## START

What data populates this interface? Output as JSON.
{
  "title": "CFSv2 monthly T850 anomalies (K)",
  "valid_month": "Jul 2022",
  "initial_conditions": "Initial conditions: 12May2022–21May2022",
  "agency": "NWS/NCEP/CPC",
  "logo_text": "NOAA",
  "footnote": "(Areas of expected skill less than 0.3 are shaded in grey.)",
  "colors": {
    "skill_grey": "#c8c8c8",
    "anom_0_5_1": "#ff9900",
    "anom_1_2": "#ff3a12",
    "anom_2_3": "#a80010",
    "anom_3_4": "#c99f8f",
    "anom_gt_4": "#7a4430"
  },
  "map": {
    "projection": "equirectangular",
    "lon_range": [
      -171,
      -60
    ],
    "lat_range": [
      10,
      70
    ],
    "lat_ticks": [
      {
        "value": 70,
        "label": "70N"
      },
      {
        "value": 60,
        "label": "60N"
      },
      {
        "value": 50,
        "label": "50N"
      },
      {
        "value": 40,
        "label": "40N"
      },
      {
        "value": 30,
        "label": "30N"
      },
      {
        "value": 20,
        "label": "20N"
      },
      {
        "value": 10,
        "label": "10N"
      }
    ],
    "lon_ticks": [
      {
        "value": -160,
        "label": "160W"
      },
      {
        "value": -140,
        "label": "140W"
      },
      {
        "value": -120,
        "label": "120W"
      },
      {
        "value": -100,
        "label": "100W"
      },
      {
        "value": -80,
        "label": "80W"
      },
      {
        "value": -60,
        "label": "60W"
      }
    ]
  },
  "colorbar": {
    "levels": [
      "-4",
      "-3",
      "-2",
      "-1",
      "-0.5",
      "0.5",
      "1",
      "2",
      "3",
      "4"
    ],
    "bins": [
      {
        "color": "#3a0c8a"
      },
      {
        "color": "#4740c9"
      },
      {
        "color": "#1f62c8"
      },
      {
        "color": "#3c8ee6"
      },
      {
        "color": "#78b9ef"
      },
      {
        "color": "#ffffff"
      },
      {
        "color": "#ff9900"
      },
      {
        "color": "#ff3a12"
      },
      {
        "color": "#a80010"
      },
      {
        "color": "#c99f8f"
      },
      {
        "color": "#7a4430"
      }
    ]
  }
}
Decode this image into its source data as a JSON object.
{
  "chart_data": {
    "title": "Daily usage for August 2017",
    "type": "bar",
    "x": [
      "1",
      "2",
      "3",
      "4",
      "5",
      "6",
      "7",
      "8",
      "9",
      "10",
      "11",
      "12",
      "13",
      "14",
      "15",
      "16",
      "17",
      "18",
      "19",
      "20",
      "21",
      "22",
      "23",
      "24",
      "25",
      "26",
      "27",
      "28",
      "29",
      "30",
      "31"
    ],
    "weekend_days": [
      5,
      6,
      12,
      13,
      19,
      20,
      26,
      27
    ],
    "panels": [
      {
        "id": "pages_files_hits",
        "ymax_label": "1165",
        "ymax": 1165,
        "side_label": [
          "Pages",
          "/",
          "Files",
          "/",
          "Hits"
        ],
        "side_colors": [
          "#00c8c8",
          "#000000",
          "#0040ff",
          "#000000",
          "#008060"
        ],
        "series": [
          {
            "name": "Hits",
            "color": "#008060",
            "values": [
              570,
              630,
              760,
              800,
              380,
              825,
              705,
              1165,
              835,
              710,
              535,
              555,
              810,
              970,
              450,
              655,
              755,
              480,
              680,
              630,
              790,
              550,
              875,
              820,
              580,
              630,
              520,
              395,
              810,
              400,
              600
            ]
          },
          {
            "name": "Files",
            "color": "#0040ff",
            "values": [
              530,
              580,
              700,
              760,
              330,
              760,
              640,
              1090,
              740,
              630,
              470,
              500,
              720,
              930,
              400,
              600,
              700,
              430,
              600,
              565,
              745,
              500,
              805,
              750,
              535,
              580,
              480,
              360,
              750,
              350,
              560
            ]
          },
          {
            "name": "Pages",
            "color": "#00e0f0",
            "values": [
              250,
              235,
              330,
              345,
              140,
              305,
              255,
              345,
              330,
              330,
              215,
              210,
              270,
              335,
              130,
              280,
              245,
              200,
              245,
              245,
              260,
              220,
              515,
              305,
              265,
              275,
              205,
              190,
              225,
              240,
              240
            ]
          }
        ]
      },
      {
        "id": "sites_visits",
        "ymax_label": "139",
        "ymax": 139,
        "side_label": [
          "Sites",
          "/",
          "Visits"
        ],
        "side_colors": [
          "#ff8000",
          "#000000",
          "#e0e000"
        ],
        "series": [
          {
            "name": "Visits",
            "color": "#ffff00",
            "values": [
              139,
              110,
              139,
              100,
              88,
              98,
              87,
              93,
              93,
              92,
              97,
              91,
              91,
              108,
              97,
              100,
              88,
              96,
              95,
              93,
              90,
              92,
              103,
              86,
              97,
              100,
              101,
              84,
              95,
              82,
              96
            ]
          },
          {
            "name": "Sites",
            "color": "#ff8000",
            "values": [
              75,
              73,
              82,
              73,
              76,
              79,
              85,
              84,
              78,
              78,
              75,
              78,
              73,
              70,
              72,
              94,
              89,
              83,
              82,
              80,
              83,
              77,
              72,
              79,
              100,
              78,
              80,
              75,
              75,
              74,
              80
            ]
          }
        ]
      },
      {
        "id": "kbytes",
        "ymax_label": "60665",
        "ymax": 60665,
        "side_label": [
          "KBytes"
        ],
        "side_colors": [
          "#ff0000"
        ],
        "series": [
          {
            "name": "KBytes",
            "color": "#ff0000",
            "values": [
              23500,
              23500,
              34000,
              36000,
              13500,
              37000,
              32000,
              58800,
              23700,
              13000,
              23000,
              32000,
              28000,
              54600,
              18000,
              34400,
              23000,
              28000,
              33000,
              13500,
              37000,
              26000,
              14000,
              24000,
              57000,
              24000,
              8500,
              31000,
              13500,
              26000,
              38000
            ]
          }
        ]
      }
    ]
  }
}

## END
## START

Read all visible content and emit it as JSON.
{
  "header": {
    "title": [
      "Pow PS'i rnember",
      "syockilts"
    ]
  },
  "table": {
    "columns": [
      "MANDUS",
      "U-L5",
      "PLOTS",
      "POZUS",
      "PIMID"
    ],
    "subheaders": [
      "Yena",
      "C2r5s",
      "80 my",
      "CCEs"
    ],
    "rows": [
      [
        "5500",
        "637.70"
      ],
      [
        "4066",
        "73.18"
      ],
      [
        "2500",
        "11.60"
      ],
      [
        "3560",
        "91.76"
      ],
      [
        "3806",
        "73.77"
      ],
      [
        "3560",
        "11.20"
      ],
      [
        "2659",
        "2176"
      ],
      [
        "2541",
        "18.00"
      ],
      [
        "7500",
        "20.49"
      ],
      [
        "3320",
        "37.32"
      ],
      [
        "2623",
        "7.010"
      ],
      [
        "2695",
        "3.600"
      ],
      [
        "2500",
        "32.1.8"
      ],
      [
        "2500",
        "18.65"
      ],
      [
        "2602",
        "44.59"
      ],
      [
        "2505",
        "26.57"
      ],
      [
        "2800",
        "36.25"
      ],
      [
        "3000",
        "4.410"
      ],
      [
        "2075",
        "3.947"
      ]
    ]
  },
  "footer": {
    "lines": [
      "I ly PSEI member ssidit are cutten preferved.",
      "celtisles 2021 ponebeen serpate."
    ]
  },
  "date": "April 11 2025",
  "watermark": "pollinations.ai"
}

## END

What is required » Reply with nothing but the number of lines that contain the word "JSON".

Worked solution » 3